[Extracted records]
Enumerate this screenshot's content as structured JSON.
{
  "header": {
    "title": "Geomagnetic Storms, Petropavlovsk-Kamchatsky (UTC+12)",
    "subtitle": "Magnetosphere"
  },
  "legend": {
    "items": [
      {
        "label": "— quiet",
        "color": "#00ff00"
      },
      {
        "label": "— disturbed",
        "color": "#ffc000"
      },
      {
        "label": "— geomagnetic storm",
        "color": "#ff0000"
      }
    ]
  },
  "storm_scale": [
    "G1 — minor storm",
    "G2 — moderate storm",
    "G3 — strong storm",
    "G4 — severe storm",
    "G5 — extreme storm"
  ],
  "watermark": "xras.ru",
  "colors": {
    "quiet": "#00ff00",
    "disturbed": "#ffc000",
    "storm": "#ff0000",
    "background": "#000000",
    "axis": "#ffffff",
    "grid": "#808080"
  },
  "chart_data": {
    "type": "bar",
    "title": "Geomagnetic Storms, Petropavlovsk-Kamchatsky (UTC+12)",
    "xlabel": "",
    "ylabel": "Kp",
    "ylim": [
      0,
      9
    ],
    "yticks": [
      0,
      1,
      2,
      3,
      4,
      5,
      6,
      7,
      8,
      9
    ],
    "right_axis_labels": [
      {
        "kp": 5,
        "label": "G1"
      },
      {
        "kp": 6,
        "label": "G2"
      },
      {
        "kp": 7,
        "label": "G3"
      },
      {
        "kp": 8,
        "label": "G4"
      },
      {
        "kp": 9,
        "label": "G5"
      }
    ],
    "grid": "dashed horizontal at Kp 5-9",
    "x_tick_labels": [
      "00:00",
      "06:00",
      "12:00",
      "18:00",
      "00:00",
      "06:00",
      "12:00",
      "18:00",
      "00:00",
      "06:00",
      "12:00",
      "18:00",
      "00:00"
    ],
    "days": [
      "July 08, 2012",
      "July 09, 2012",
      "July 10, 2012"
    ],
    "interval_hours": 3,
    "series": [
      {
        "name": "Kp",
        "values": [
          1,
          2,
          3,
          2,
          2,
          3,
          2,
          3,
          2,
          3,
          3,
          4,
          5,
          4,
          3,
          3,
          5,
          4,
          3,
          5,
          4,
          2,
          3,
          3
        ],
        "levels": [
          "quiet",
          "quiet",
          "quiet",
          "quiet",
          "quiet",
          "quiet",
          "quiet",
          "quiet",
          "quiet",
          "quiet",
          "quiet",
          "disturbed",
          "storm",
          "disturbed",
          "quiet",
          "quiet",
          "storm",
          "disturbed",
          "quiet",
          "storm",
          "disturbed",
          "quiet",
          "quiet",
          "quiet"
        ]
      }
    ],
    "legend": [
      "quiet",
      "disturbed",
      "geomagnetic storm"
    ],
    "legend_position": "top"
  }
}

Exercise description: Copy all of the data exactly.

Complete output:
Enumerate this screenshot's content as structured JSON.
{
  "header": {
    "title": "Geomagnetic Storms, Petropavlovsk-Kamchatsky (UTC+12)",
    "subtitle": "Magnetosphere"
  },
  "legend": {
    "items": [
      {
        "label": "— quiet",
        "color": "#00ff00"
      },
      {
        "label": "— disturbed",
        "color": "#ffc000"
      },
      {
        "label": "— geomagnetic storm",
        "color": "#ff0000"
      }
    ]
  },
  "storm_scale": [
    "G1 — minor storm",
    "G2 — moderate storm",
    "G3 — strong storm",
    "G4 — severe storm",
    "G5 — extreme storm"
  ],
  "watermark": "xras.ru",
  "colors": {
    "quiet": "#00ff00",
    "disturbed": "#ffc000",
    "storm": "#ff0000",
    "background": "#000000",
    "axis": "#ffffff",
    "grid": "#808080"
  },
  "chart_data": {
    "type": "bar",
    "title": "Geomagnetic Storms, Petropavlovsk-Kamchatsky (UTC+12)",
    "xlabel": "",
    "ylabel": "Kp",
    "ylim": [
      0,
      9
    ],
    "yticks": [
      0,
      1,
      2,
      3,
      4,
      5,
      6,
      7,
      8,
      9
    ],
    "right_axis_labels": [
      {
        "kp": 5,
        "label": "G1"
      },
      {
        "kp": 6,
        "label": "G2"
      },
      {
        "kp": 7,
        "label": "G3"
      },
      {
        "kp": 8,
        "label": "G4"
      },
      {
        "kp": 9,
        "label": "G5"
      }
    ],
    "grid": "dashed horizontal at Kp 5-9",
    "x_tick_labels": [
      "00:00",
      "06:00",
      "12:00",
      "18:00",
      "00:00",
      "06:00",
      "12:00",
      "18:00",
      "00:00",
      "06:00",
      "12:00",
      "18:00",
      "00:00"
    ],
    "days": [
      "July 08, 2012",
      "July 09, 2012",
      "July 10, 2012"
    ],
    "interval_hours": 3,
    "series": [
      {
        "name": "Kp",
        "values": [
          1,
          2,
          3,
          2,
          2,
          3,
          2,
          3,
          2,
          3,
          3,
          4,
          5,
          4,
          3,
          3,
          5,
          4,
          3,
          5,
          4,
          2,
          3,
          3
        ],
        "levels": [
          "quiet",
          "quiet",
          "quiet",
          "quiet",
          "quiet",
          "quiet",
          "quiet",
          "quiet",
          "quiet",
          "quiet",
          "quiet",
          "disturbed",
          "storm",
          "disturbed",
          "quiet",
          "quiet",
          "storm",
          "disturbed",
          "quiet",
          "storm",
          "disturbed",
          "quiet",
          "quiet",
          "quiet"
        ]
      }
    ],
    "legend": [
      "quiet",
      "disturbed",
      "geomagnetic storm"
    ],
    "legend_position": "top"
  }
}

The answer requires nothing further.